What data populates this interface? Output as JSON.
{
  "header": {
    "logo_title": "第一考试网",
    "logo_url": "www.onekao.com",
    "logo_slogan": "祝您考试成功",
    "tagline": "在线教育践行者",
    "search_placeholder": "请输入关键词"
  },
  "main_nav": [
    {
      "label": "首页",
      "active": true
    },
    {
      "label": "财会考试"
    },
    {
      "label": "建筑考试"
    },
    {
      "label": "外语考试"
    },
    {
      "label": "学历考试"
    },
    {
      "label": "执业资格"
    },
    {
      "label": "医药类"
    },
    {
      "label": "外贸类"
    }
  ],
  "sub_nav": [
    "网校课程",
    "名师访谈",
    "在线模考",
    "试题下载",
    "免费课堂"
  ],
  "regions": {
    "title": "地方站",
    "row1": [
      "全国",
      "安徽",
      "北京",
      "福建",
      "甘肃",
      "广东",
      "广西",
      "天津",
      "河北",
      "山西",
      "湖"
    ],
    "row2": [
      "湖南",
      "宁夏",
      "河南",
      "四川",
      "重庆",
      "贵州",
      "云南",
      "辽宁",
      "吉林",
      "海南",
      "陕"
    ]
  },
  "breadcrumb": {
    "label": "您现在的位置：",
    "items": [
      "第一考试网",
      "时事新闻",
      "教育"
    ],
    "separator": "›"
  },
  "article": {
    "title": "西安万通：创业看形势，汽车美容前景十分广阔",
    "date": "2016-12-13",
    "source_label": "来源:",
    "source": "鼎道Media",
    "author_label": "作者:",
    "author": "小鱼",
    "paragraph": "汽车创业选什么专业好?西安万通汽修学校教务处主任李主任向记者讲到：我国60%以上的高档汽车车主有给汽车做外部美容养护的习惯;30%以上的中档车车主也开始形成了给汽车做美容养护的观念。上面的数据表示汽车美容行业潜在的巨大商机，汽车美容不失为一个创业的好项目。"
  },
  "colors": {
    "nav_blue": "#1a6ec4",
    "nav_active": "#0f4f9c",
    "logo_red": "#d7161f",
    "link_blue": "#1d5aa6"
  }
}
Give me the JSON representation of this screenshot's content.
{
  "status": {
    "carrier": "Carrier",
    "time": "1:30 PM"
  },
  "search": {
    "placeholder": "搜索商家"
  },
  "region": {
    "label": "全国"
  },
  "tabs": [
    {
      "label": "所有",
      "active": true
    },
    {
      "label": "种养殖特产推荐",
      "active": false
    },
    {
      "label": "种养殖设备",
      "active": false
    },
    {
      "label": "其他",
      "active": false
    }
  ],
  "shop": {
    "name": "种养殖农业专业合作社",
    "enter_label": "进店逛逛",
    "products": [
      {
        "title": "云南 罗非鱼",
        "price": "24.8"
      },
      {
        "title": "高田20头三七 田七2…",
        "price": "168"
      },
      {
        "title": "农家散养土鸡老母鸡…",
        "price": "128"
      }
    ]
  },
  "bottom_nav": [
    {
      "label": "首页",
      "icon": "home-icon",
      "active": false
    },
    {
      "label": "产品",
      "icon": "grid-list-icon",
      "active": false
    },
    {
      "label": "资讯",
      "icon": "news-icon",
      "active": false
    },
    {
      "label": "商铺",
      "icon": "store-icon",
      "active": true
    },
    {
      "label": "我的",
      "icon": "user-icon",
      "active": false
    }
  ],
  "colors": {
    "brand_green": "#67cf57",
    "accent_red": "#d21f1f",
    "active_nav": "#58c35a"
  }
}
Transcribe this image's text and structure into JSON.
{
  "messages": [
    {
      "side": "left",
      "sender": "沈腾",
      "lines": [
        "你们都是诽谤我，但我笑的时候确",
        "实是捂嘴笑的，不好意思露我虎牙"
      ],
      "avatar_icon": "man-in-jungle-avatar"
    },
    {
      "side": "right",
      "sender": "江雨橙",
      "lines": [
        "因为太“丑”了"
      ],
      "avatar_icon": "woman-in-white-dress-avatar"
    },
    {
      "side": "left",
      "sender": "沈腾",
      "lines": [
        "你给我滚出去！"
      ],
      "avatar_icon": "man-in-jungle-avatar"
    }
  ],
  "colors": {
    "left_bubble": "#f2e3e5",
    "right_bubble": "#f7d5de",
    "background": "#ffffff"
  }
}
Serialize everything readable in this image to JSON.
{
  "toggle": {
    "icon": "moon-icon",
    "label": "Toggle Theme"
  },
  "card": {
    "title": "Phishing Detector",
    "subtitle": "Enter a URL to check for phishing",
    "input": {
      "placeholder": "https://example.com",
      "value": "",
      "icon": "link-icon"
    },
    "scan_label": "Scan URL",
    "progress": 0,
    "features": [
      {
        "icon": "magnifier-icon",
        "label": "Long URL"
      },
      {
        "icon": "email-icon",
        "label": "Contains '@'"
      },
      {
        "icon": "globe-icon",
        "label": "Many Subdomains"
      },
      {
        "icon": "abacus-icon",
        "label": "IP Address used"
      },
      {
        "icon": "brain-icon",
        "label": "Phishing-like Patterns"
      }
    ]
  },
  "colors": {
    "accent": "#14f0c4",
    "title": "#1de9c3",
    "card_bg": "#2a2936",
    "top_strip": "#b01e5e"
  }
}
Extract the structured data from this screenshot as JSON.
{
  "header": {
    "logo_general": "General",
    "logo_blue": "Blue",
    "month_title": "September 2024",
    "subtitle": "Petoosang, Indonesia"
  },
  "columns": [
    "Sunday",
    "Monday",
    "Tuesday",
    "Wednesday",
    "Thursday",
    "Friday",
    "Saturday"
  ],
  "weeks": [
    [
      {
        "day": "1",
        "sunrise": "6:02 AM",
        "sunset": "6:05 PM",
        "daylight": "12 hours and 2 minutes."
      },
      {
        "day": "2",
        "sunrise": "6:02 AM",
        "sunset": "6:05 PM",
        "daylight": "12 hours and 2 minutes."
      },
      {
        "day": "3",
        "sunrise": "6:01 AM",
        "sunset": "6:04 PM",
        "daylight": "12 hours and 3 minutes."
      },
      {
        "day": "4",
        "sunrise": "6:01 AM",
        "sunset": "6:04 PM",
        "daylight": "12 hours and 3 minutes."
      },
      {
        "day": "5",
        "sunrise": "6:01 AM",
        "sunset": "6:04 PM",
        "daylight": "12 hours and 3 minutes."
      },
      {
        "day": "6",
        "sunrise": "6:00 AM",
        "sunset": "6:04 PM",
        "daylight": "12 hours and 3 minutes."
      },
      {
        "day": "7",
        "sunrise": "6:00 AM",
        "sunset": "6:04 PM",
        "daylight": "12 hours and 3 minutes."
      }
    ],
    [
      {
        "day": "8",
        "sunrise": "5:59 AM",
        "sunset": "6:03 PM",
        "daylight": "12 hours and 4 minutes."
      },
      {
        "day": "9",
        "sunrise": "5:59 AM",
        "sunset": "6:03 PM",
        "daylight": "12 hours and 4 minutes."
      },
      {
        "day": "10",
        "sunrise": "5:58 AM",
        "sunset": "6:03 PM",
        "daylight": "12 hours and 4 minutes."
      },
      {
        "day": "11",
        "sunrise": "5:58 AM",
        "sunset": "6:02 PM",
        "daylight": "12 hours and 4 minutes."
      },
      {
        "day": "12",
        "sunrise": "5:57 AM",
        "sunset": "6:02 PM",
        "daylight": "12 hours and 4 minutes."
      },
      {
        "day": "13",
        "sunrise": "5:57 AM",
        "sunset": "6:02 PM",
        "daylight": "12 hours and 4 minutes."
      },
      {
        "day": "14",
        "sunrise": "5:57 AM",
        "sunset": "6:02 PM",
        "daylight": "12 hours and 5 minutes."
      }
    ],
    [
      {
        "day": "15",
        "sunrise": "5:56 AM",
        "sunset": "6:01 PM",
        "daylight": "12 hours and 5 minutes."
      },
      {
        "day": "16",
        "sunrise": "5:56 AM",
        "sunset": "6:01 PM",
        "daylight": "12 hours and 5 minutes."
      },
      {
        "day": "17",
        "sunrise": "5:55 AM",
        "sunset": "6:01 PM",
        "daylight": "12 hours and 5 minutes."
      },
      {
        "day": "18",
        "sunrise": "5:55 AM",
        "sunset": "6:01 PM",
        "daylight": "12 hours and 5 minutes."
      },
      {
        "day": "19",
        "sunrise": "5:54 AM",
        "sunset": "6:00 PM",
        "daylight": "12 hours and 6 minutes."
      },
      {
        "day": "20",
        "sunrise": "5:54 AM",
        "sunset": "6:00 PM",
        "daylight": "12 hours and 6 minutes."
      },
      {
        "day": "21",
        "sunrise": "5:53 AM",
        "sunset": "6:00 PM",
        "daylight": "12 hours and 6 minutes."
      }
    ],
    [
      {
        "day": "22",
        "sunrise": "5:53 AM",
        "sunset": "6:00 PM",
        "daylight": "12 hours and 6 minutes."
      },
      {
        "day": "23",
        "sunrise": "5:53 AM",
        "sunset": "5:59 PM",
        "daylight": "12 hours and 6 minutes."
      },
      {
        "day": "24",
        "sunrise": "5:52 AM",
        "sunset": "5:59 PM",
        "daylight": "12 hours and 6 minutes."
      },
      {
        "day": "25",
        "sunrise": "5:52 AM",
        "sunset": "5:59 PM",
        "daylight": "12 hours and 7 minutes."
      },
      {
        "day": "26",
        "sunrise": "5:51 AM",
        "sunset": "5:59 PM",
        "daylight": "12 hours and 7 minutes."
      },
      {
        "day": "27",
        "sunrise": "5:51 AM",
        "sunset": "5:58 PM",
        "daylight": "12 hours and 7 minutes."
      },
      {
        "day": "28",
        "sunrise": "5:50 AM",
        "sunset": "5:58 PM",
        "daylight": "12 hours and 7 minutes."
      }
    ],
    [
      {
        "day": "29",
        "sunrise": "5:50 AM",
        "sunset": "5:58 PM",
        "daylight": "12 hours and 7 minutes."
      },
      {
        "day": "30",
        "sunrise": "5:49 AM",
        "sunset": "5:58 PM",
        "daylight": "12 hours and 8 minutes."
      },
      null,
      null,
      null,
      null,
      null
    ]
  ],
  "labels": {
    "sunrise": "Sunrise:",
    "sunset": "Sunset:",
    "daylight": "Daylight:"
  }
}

--- --- ---

Exercise aim: Using the data above, say how many lines include "subtitle". No other reply is needed.

Expected answer: 2